— BEGIN DATA RECORDS —

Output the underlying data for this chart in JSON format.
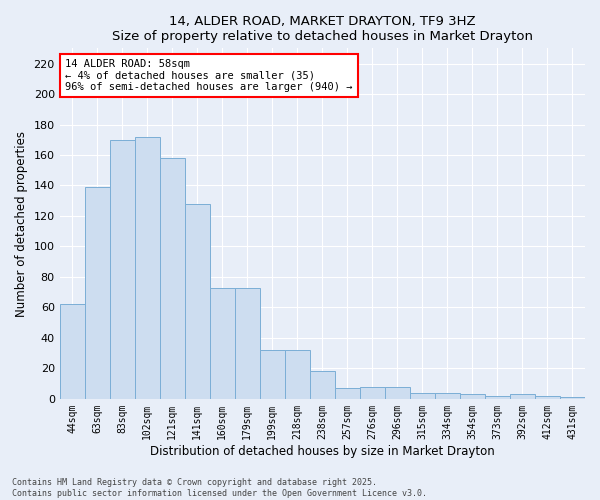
{
  "title": "14, ALDER ROAD, MARKET DRAYTON, TF9 3HZ",
  "subtitle": "Size of property relative to detached houses in Market Drayton",
  "xlabel": "Distribution of detached houses by size in Market Drayton",
  "ylabel": "Number of detached properties",
  "categories": [
    "44sqm",
    "63sqm",
    "83sqm",
    "102sqm",
    "121sqm",
    "141sqm",
    "160sqm",
    "179sqm",
    "199sqm",
    "218sqm",
    "238sqm",
    "257sqm",
    "276sqm",
    "296sqm",
    "315sqm",
    "334sqm",
    "354sqm",
    "373sqm",
    "392sqm",
    "412sqm",
    "431sqm"
  ],
  "values": [
    62,
    139,
    170,
    172,
    158,
    128,
    73,
    73,
    32,
    32,
    18,
    7,
    8,
    8,
    4,
    4,
    3,
    2,
    3,
    2,
    1
  ],
  "bar_color": "#cdddf0",
  "bar_edge_color": "#7baed6",
  "background_color": "#e8eef8",
  "ylim": [
    0,
    230
  ],
  "yticks": [
    0,
    20,
    40,
    60,
    80,
    100,
    120,
    140,
    160,
    180,
    200,
    220
  ],
  "annotation_title": "14 ALDER ROAD: 58sqm",
  "annotation_line1": "← 4% of detached houses are smaller (35)",
  "annotation_line2": "96% of semi-detached houses are larger (940) →",
  "footer_line1": "Contains HM Land Registry data © Crown copyright and database right 2025.",
  "footer_line2": "Contains public sector information licensed under the Open Government Licence v3.0."
}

— END DATA RECORDS —

All of the entries need to be transcribed word for word; pictures are left out.

FINISHED TASK:
Output the underlying data for this chart in JSON format.
{
  "title": "14, ALDER ROAD, MARKET DRAYTON, TF9 3HZ",
  "subtitle": "Size of property relative to detached houses in Market Drayton",
  "xlabel": "Distribution of detached houses by size in Market Drayton",
  "ylabel": "Number of detached properties",
  "categories": [
    "44sqm",
    "63sqm",
    "83sqm",
    "102sqm",
    "121sqm",
    "141sqm",
    "160sqm",
    "179sqm",
    "199sqm",
    "218sqm",
    "238sqm",
    "257sqm",
    "276sqm",
    "296sqm",
    "315sqm",
    "334sqm",
    "354sqm",
    "373sqm",
    "392sqm",
    "412sqm",
    "431sqm"
  ],
  "values": [
    62,
    139,
    170,
    172,
    158,
    128,
    73,
    73,
    32,
    32,
    18,
    7,
    8,
    8,
    4,
    4,
    3,
    2,
    3,
    2,
    1
  ],
  "bar_color": "#cdddf0",
  "bar_edge_color": "#7baed6",
  "background_color": "#e8eef8",
  "ylim": [
    0,
    230
  ],
  "yticks": [
    0,
    20,
    40,
    60,
    80,
    100,
    120,
    140,
    160,
    180,
    200,
    220
  ],
  "annotation_title": "14 ALDER ROAD: 58sqm",
  "annotation_line1": "← 4% of detached houses are smaller (35)",
  "annotation_line2": "96% of semi-detached houses are larger (940) →",
  "footer_line1": "Contains HM Land Registry data © Crown copyright and database right 2025.",
  "footer_line2": "Contains public sector information licensed under the Open Government Licence v3.0."
}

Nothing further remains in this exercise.